**Data excerpts:**
########################################
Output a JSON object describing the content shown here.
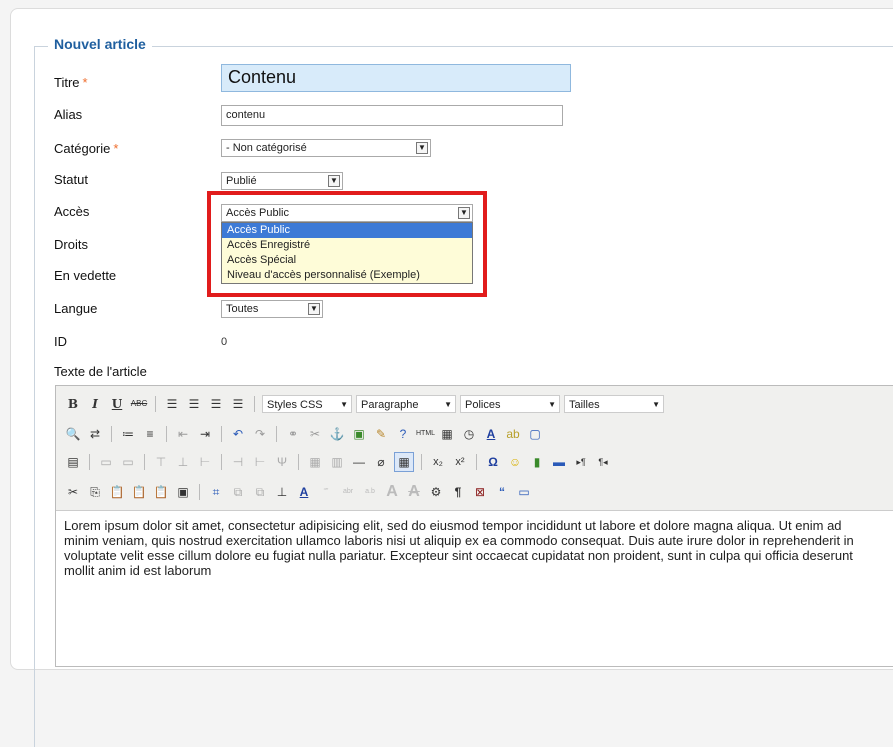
{
  "form": {
    "legend": "Nouvel article",
    "labels": {
      "titre": "Titre",
      "alias": "Alias",
      "categorie": "Catégorie",
      "statut": "Statut",
      "acces": "Accès",
      "droits": "Droits",
      "vedette": "En vedette",
      "langue": "Langue",
      "id": "ID",
      "texte": "Texte de l'article"
    },
    "required_mark": "*",
    "values": {
      "titre": "Contenu",
      "alias": "contenu",
      "categorie": "- Non catégorisé",
      "statut": "Publié",
      "acces": "Accès Public",
      "langue": "Toutes",
      "id": "0"
    },
    "acces_options": [
      "Accès Public",
      "Accès Enregistré",
      "Accès Spécial",
      "Niveau d'accès personnalisé (Exemple)"
    ]
  },
  "editor": {
    "toolbar_row1": {
      "bold": "B",
      "italic": "I",
      "underline": "U",
      "strike": "ABC",
      "styles": "Styles CSS",
      "format": "Paragraphe",
      "fonts": "Polices",
      "sizes": "Tailles"
    },
    "content": "Lorem ipsum dolor sit amet, consectetur adipisicing elit, sed do eiusmod tempor incididunt ut labore et dolore magna aliqua. Ut enim ad minim veniam, quis nostrud exercitation ullamco laboris nisi ut aliquip ex ea commodo consequat. Duis aute irure dolor in reprehenderit in voluptate velit esse cillum dolore eu fugiat nulla pariatur. Excepteur sint occaecat cupidatat non proident, sunt in culpa qui officia deserunt mollit anim id est laborum"
  },
  "colors": {
    "legend": "#1f5f9f",
    "highlight_box": "#e11c1c",
    "selected_option": "#3d7ad6",
    "title_field": "#d8ebfa"
  }
}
########################################
**Set exercise:**
Strip the images and reproduce the remaining records precisely.

**Output for this task:**
Output a JSON object describing the content shown here.
{
  "form": {
    "legend": "Nouvel article",
    "labels": {
      "titre": "Titre",
      "alias": "Alias",
      "categorie": "Catégorie",
      "statut": "Statut",
      "acces": "Accès",
      "droits": "Droits",
      "vedette": "En vedette",
      "langue": "Langue",
      "id": "ID",
      "texte": "Texte de l'article"
    },
    "required_mark": "*",
    "values": {
      "titre": "Contenu",
      "alias": "contenu",
      "categorie": "- Non catégorisé",
      "statut": "Publié",
      "acces": "Accès Public",
      "langue": "Toutes",
      "id": "0"
    },
    "acces_options": [
      "Accès Public",
      "Accès Enregistré",
      "Accès Spécial",
      "Niveau d'accès personnalisé (Exemple)"
    ]
  },
  "editor": {
    "toolbar_row1": {
      "bold": "B",
      "italic": "I",
      "underline": "U",
      "strike": "ABC",
      "styles": "Styles CSS",
      "format": "Paragraphe",
      "fonts": "Polices",
      "sizes": "Tailles"
    },
    "content": "Lorem ipsum dolor sit amet, consectetur adipisicing elit, sed do eiusmod tempor incididunt ut labore et dolore magna aliqua. Ut enim ad minim veniam, quis nostrud exercitation ullamco laboris nisi ut aliquip ex ea commodo consequat. Duis aute irure dolor in reprehenderit in voluptate velit esse cillum dolore eu fugiat nulla pariatur. Excepteur sint occaecat cupidatat non proident, sunt in culpa qui officia deserunt mollit anim id est laborum"
  },
  "colors": {
    "legend": "#1f5f9f",
    "highlight_box": "#e11c1c",
    "selected_option": "#3d7ad6",
    "title_field": "#d8ebfa"
  }
}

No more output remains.